● Exercise brief: Extract every line of the material below and copy each one verbatim, keeping the original order.

Layout region records
# # # # #

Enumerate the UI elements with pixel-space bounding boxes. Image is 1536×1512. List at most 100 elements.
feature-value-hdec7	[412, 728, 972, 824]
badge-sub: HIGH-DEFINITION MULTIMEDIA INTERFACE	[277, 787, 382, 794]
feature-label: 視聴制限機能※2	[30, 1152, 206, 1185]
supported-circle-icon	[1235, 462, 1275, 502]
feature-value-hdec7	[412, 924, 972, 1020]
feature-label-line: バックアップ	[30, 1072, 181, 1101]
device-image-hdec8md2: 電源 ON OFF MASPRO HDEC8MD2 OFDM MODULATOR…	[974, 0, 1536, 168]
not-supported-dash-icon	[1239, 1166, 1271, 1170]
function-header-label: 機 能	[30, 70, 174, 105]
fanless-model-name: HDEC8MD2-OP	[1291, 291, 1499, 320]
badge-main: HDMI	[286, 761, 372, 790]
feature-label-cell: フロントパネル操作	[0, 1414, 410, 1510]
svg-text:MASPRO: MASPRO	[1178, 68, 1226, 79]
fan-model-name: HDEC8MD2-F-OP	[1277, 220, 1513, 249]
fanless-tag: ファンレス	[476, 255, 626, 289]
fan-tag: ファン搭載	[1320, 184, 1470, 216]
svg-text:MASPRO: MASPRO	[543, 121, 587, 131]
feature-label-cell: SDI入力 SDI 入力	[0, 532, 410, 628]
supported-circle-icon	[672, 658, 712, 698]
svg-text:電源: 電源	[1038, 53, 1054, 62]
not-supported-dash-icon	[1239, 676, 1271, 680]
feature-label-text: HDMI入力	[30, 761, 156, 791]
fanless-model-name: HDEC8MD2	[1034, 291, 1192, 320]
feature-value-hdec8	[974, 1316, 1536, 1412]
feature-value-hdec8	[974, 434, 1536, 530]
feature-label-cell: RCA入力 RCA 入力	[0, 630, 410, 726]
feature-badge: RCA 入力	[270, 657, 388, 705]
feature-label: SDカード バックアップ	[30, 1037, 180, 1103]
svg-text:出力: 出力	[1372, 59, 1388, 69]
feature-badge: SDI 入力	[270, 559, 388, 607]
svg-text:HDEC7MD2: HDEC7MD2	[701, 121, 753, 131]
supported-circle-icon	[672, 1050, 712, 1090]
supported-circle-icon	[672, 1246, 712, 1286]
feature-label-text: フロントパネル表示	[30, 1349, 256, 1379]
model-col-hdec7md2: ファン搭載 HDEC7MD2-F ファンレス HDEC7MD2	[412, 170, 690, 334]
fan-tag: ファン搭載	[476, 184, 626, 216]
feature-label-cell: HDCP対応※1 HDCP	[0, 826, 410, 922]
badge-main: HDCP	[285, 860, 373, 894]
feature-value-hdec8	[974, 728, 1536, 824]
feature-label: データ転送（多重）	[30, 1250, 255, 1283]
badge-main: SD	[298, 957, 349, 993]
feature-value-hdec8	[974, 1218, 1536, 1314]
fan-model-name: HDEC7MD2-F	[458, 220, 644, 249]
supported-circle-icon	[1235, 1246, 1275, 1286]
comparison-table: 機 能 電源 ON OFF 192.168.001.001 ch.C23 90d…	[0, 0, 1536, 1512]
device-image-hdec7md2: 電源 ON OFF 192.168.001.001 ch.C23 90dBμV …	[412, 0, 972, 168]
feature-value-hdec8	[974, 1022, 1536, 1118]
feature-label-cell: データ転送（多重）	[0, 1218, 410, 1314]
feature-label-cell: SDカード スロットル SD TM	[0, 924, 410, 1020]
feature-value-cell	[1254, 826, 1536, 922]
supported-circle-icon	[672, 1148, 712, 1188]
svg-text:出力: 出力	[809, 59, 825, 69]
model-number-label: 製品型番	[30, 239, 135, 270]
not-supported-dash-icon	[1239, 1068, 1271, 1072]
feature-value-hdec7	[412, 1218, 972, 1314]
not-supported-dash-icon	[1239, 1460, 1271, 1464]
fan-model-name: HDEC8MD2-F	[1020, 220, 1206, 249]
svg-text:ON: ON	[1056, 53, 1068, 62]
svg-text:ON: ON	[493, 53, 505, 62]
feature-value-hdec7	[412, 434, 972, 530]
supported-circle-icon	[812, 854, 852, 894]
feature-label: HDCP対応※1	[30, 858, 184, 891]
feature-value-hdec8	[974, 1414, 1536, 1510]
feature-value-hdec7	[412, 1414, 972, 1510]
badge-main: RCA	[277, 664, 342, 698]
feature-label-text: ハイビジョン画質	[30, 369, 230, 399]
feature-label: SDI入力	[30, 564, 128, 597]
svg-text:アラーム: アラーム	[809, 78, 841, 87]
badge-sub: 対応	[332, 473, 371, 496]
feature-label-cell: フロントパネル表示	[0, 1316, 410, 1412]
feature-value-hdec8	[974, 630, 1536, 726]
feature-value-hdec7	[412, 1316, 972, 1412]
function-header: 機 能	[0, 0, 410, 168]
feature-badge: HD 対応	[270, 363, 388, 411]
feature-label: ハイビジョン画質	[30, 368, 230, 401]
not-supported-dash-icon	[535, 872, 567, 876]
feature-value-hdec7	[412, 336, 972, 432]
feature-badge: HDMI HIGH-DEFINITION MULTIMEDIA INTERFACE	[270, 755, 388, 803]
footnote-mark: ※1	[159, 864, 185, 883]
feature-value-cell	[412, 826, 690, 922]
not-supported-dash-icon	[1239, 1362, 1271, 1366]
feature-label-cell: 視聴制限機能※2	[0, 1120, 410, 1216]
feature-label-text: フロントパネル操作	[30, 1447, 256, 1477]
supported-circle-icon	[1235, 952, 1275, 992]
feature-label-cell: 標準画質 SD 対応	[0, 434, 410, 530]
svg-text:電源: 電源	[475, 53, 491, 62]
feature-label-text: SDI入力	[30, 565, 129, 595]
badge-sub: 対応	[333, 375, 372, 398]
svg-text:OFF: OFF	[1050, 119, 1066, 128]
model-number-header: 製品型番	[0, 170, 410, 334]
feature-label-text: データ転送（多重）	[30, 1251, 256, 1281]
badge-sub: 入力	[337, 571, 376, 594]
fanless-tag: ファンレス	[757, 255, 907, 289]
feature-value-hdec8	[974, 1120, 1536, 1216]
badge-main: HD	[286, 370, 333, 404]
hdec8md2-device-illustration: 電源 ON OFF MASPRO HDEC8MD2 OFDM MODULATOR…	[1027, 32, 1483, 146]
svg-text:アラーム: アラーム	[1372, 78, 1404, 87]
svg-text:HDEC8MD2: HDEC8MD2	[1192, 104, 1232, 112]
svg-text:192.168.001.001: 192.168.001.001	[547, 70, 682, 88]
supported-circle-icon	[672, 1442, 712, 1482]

# # # # #

● The result:
Enumerate the UI elements with pixel-space bounding boxes. Image is 1536×1512. List at most 100 elements.
feature-value-hdec7	[412, 728, 972, 824]
badge-sub: HIGH-DEFINITION MULTIMEDIA INTERFACE	[277, 787, 382, 794]
feature-label: 視聴制限機能※2	[30, 1152, 206, 1185]
supported-circle-icon	[1235, 462, 1275, 502]
feature-value-hdec7	[412, 924, 972, 1020]
feature-label-line: バックアップ	[30, 1072, 181, 1101]
device-image-hdec8md2: 電源 ON OFF MASPRO HDEC8MD2 OFDM MODULATOR…	[974, 0, 1536, 168]
not-supported-dash-icon	[1239, 1166, 1271, 1170]
function-header-label: 機 能	[30, 70, 174, 105]
fanless-model-name: HDEC8MD2-OP	[1291, 291, 1499, 320]
badge-main: HDMI	[286, 761, 372, 790]
feature-label-cell: フロントパネル操作	[0, 1414, 410, 1510]
svg-text:MASPRO: MASPRO	[1178, 68, 1226, 79]
fan-model-name: HDEC8MD2-F-OP	[1277, 220, 1513, 249]
fanless-tag: ファンレス	[476, 255, 626, 289]
fan-tag: ファン搭載	[1320, 184, 1470, 216]
svg-text:MASPRO: MASPRO	[543, 121, 587, 131]
feature-label-cell: SDI入力 SDI 入力	[0, 532, 410, 628]
supported-circle-icon	[672, 658, 712, 698]
svg-text:電源: 電源	[1038, 53, 1054, 62]
not-supported-dash-icon	[1239, 676, 1271, 680]
feature-label-text: HDMI入力	[30, 761, 156, 791]
fanless-model-name: HDEC8MD2	[1034, 291, 1192, 320]
feature-value-hdec8	[974, 1316, 1536, 1412]
feature-value-hdec8	[974, 434, 1536, 530]
feature-label-cell: RCA入力 RCA 入力	[0, 630, 410, 726]
feature-badge: RCA 入力	[270, 657, 388, 705]
feature-label: SDカード バックアップ	[30, 1037, 180, 1103]
svg-text:出力: 出力	[1372, 59, 1388, 69]
feature-badge: SDI 入力	[270, 559, 388, 607]
svg-text:HDEC7MD2: HDEC7MD2	[701, 121, 753, 131]
supported-circle-icon	[672, 1050, 712, 1090]
supported-circle-icon	[672, 1246, 712, 1286]
feature-label-text: フロントパネル表示	[30, 1349, 256, 1379]
model-col-hdec7md2: ファン搭載 HDEC7MD2-F ファンレス HDEC7MD2	[412, 170, 690, 334]
fan-tag: ファン搭載	[476, 184, 626, 216]
feature-label-cell: HDCP対応※1 HDCP	[0, 826, 410, 922]
badge-main: HDCP	[285, 860, 373, 894]
feature-value-hdec8	[974, 728, 1536, 824]
feature-label: データ転送（多重）	[30, 1250, 255, 1283]
badge-main: SD	[298, 957, 349, 993]
feature-value-hdec8	[974, 1218, 1536, 1314]
fan-model-name: HDEC7MD2-F	[458, 220, 644, 249]
supported-circle-icon	[1235, 1246, 1275, 1286]
comparison-table: 機 能 電源 ON OFF 192.168.001.001 ch.C23 90d…	[0, 0, 1536, 1512]
device-image-hdec7md2: 電源 ON OFF 192.168.001.001 ch.C23 90dBμV …	[412, 0, 972, 168]
feature-value-hdec8	[974, 1022, 1536, 1118]
feature-label-cell: データ転送（多重）	[0, 1218, 410, 1314]
feature-label-cell: SDカード スロットル SD TM	[0, 924, 410, 1020]
feature-value-cell	[1254, 826, 1536, 922]
supported-circle-icon	[672, 1148, 712, 1188]
svg-text:出力: 出力	[809, 59, 825, 69]
model-number-label: 製品型番	[30, 239, 135, 270]
not-supported-dash-icon	[1239, 1068, 1271, 1072]
feature-value-hdec7	[412, 1218, 972, 1314]
not-supported-dash-icon	[1239, 1460, 1271, 1464]
fan-model-name: HDEC8MD2-F	[1020, 220, 1206, 249]
svg-text:ON: ON	[1056, 53, 1068, 62]
svg-text:ON: ON	[493, 53, 505, 62]
feature-value-hdec7	[412, 434, 972, 530]
supported-circle-icon	[812, 854, 852, 894]
feature-label: HDCP対応※1	[30, 858, 184, 891]
feature-value-hdec8	[974, 1414, 1536, 1510]
feature-value-hdec7	[412, 1414, 972, 1510]
badge-main: RCA	[277, 664, 342, 698]
feature-label-text: ハイビジョン画質	[30, 369, 230, 399]
feature-label: SDI入力	[30, 564, 128, 597]
svg-text:アラーム: アラーム	[809, 78, 841, 87]
badge-sub: 対応	[332, 473, 371, 496]
feature-label-cell: フロントパネル表示	[0, 1316, 410, 1412]
feature-value-hdec8	[974, 630, 1536, 726]
feature-value-hdec7	[412, 1316, 972, 1412]
function-header: 機 能	[0, 0, 410, 168]
feature-badge: HD 対応	[270, 363, 388, 411]
feature-label: ハイビジョン画質	[30, 368, 230, 401]
not-supported-dash-icon	[535, 872, 567, 876]
feature-value-hdec7	[412, 336, 972, 432]
feature-badge: HDMI HIGH-DEFINITION MULTIMEDIA INTERFACE	[270, 755, 388, 803]
footnote-mark: ※1	[159, 864, 185, 883]
feature-value-cell	[412, 826, 690, 922]
not-supported-dash-icon	[1239, 1362, 1271, 1366]
feature-label-cell: 視聴制限機能※2	[0, 1120, 410, 1216]
feature-label-text: フロントパネル操作	[30, 1447, 256, 1477]
supported-circle-icon	[1235, 952, 1275, 992]
feature-label-cell: 標準画質 SD 対応	[0, 434, 410, 530]
svg-text:電源: 電源	[475, 53, 491, 62]
feature-label-text: SDI入力	[30, 565, 129, 595]
badge-sub: 対応	[333, 375, 372, 398]
svg-text:OFF: OFF	[1050, 119, 1066, 128]
model-number-header: 製品型番	[0, 170, 410, 334]
feature-label-text: データ転送（多重）	[30, 1251, 256, 1281]
badge-sub: 入力	[337, 571, 376, 594]
fanless-tag: ファンレス	[757, 255, 907, 289]
feature-value-hdec8	[974, 1120, 1536, 1216]
badge-main: HD	[286, 370, 333, 404]
hdec8md2-device-illustration: 電源 ON OFF MASPRO HDEC8MD2 OFDM MODULATOR…	[1027, 32, 1483, 146]
svg-text:アラーム: アラーム	[1372, 78, 1404, 87]
svg-text:HDEC8MD2: HDEC8MD2	[1192, 104, 1232, 112]
svg-text:192.168.001.001: 192.168.001.001	[547, 70, 682, 88]
supported-circle-icon	[672, 1442, 712, 1482]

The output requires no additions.